**Request:** In the text on the paper's mathematical appendices, which topic does Appendix B cover?

··· Page text ···

Some specific mathematical concepts and the related technical notations employed in the paper are reported in further details. In particular, “Appendix A” describes mesh-free interpolation methods, “Appendix B” provides details on surrogate optimization, and “Appendix C” is concerned with iterative optimization algorithms.

1.1 A: Mesh-Free Interpolation Methods

A Radial Basis Function (RBF) network interpolation method [28] based on \( N_{\text{c}} \) computational units is characterized by an interpolant \( \widehat{f}:\varOmega \subset {\mathbb{R}}^{p} \to {\mathbb{R}} \) of the form

$$ \widehat{f}({\mathbf{x}}) = \sum\limits_{i = 1}^{{N_{\text{c}} }} {c_{i} \varphi_{i} \left( {{\mathbf{x}} - {\mathbf{x}}_{i} } \right)} , $$

(3)

··· Provided material ···

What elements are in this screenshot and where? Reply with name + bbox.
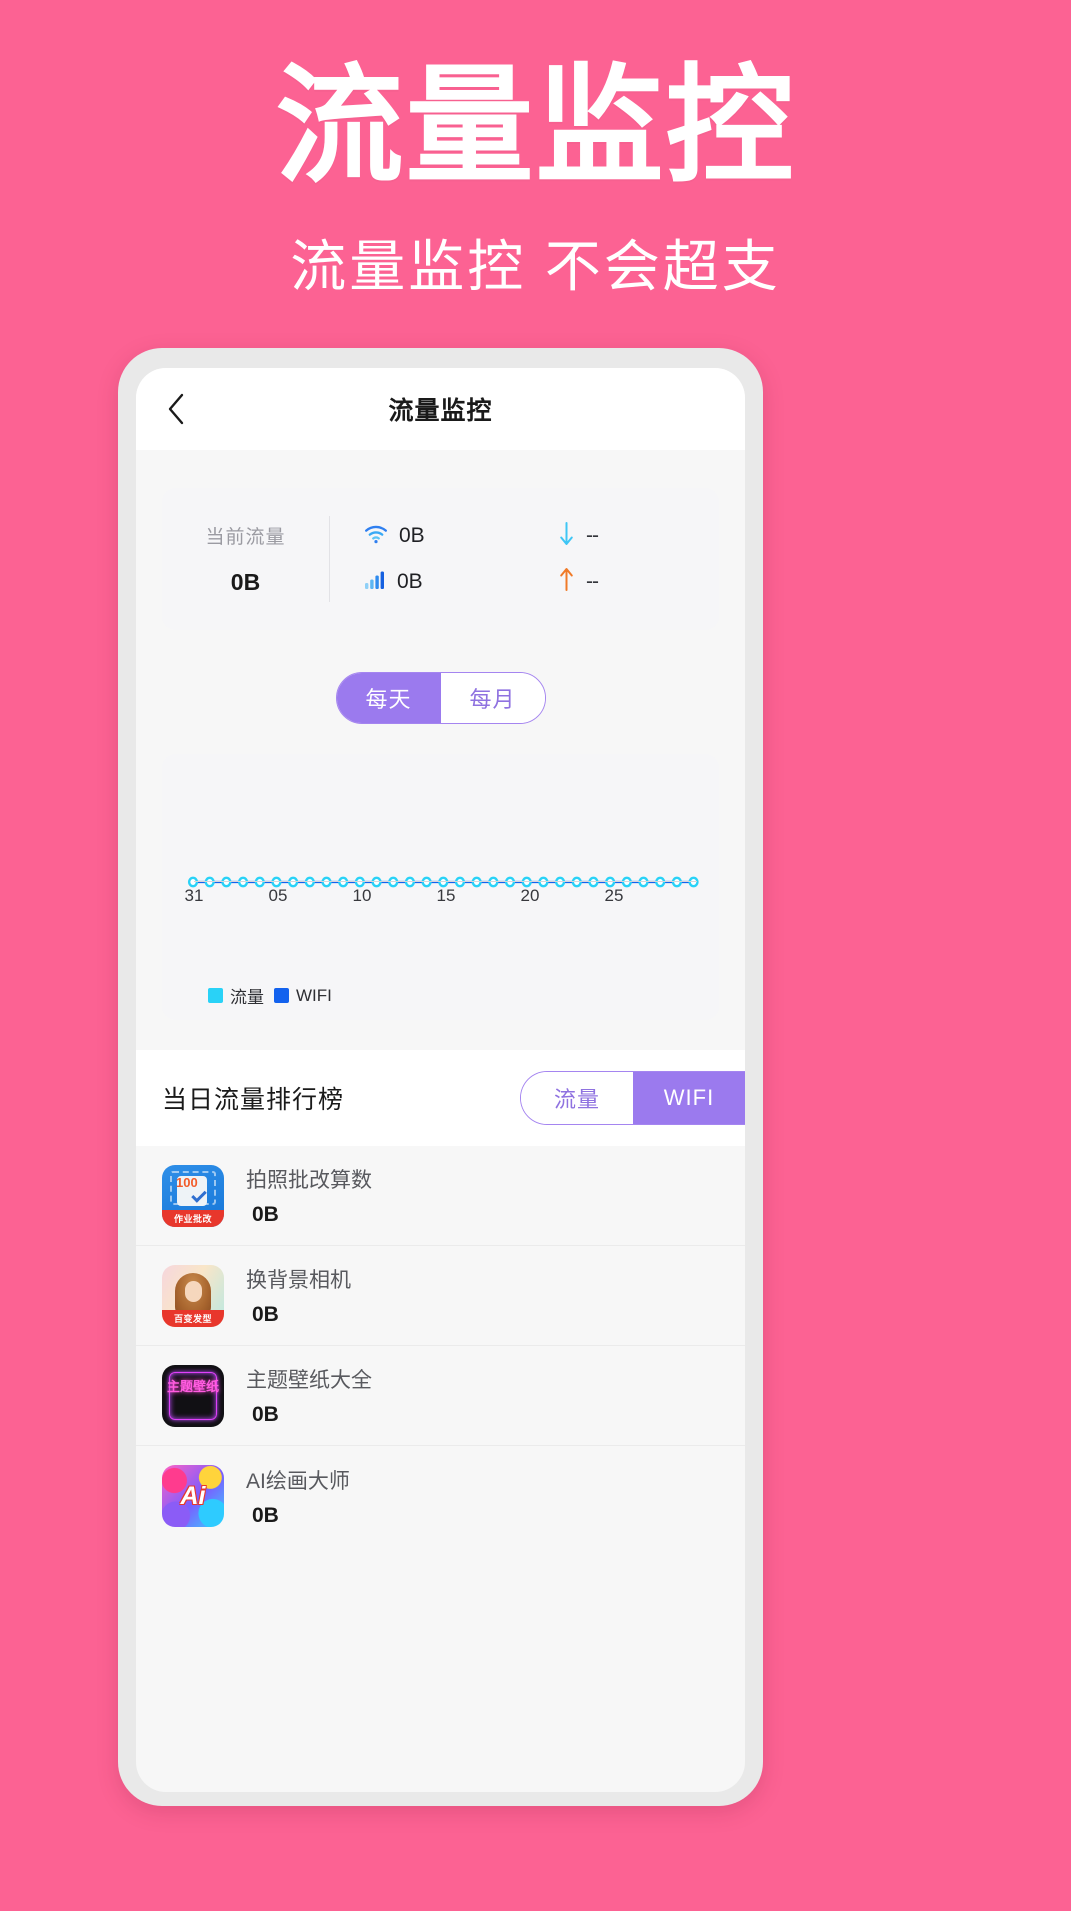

···

**Full answer:** Appendix B provides details on surrogate optimization.